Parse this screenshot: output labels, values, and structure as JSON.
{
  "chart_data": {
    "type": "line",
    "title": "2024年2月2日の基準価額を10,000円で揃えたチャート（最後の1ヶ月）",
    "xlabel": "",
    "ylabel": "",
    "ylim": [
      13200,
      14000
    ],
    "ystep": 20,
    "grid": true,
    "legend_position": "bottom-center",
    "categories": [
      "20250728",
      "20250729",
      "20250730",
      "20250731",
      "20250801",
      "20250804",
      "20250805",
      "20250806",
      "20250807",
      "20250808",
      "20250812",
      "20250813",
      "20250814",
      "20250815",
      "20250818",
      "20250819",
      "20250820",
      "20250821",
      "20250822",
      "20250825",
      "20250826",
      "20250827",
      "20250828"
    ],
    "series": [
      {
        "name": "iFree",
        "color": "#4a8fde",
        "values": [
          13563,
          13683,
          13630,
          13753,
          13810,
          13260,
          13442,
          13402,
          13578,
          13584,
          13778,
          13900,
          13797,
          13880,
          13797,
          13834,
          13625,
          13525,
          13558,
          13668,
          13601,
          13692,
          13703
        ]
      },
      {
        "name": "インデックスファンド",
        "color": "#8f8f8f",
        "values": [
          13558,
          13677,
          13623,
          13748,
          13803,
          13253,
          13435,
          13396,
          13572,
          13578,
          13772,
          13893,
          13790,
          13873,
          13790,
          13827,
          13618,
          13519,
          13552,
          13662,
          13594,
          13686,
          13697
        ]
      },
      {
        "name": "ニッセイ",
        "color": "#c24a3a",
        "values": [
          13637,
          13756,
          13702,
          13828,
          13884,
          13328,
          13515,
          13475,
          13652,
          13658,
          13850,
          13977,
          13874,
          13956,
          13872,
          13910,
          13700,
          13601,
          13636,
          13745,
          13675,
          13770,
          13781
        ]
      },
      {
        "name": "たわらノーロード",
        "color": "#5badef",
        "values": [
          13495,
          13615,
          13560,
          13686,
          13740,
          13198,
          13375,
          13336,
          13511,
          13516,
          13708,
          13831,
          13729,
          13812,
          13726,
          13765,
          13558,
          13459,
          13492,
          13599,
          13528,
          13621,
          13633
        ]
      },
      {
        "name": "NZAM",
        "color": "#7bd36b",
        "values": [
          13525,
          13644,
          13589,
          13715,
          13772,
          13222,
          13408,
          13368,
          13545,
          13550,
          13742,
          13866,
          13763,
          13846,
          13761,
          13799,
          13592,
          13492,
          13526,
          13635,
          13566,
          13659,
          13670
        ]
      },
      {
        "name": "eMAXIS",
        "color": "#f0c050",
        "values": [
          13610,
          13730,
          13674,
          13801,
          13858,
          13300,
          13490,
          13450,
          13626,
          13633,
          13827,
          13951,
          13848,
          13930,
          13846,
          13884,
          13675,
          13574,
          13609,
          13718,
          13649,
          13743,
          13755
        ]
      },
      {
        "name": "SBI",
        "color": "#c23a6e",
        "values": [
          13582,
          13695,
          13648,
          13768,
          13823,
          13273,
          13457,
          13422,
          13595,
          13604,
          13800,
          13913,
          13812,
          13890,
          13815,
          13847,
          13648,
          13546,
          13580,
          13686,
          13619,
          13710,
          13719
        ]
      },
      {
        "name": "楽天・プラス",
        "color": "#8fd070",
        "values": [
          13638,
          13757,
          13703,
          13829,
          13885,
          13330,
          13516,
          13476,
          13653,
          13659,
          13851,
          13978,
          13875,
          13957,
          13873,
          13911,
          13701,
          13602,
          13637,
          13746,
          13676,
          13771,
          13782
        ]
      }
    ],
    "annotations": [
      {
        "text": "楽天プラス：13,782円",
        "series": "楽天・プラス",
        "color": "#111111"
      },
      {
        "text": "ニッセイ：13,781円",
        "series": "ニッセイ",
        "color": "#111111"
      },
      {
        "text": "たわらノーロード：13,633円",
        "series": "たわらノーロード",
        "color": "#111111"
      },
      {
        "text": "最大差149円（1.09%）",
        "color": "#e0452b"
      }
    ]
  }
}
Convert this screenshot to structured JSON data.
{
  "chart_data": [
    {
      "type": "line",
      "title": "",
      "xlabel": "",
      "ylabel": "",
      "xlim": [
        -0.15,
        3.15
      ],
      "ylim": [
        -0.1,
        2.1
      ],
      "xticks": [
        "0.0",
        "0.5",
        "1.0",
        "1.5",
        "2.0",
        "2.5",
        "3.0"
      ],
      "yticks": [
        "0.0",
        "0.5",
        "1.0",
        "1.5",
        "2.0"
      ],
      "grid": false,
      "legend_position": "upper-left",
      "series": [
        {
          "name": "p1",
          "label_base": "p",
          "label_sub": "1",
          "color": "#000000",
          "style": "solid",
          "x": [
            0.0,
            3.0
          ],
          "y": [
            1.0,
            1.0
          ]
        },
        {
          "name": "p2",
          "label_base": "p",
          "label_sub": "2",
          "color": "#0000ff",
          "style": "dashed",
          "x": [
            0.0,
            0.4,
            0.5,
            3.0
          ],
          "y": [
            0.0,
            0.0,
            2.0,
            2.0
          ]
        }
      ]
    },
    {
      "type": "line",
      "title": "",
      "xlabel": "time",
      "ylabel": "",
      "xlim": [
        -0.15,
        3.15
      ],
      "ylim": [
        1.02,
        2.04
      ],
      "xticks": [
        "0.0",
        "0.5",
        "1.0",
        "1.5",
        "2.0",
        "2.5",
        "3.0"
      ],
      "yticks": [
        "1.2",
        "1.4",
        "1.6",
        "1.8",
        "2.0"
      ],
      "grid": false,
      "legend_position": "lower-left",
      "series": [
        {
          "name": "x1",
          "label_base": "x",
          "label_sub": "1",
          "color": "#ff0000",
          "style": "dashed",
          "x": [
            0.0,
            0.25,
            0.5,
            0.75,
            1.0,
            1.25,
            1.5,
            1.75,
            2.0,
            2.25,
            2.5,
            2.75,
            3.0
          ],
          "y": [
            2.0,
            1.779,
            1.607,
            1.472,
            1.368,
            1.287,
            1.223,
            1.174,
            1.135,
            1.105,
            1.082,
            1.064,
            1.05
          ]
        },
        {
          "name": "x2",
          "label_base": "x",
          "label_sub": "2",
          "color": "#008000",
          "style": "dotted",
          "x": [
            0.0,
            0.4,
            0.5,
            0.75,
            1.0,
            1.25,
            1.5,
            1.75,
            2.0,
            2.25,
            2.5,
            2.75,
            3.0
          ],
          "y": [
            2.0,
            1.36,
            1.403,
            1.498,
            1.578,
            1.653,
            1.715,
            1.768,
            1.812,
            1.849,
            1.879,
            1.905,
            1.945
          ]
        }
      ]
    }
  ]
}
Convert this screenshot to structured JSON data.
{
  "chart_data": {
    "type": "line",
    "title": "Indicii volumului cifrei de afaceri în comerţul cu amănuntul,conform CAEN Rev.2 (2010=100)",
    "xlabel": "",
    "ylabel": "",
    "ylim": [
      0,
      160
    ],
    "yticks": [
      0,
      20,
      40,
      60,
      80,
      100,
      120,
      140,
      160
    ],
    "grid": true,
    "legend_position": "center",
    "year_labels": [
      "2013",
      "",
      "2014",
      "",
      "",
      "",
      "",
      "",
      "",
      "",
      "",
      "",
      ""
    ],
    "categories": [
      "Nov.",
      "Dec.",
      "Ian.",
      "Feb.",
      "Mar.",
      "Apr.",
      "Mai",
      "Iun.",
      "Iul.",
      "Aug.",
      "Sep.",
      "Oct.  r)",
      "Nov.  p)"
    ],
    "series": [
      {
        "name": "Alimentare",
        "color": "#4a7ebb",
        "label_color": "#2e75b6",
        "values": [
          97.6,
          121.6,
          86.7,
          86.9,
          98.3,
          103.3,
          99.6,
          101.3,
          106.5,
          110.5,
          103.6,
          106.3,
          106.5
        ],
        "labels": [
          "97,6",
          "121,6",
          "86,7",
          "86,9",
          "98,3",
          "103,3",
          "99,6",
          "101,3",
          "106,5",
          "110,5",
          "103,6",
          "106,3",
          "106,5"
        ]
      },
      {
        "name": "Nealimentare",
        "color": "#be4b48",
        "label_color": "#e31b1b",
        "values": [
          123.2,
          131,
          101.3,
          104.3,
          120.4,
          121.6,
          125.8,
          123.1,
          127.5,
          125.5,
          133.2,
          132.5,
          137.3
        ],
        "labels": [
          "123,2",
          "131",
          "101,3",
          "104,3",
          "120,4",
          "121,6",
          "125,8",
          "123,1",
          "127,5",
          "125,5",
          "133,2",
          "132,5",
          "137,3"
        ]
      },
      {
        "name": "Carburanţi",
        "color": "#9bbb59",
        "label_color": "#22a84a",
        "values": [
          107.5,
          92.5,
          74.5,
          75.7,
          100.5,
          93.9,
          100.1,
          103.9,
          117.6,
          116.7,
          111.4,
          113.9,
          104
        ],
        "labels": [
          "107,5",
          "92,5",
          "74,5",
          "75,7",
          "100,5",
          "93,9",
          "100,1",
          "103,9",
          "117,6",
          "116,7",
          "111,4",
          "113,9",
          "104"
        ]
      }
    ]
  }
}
◇ ◇ ◇ ◇ ◇
Your objective = Using the records above, pull out each line where the word "series" occurs.

The completed task =
    "series": [
        "series": "楽天・プラス",
        "series": "ニッセイ",
        "series": "たわらノーロード",
      "series": [
      "series": [
    "series": [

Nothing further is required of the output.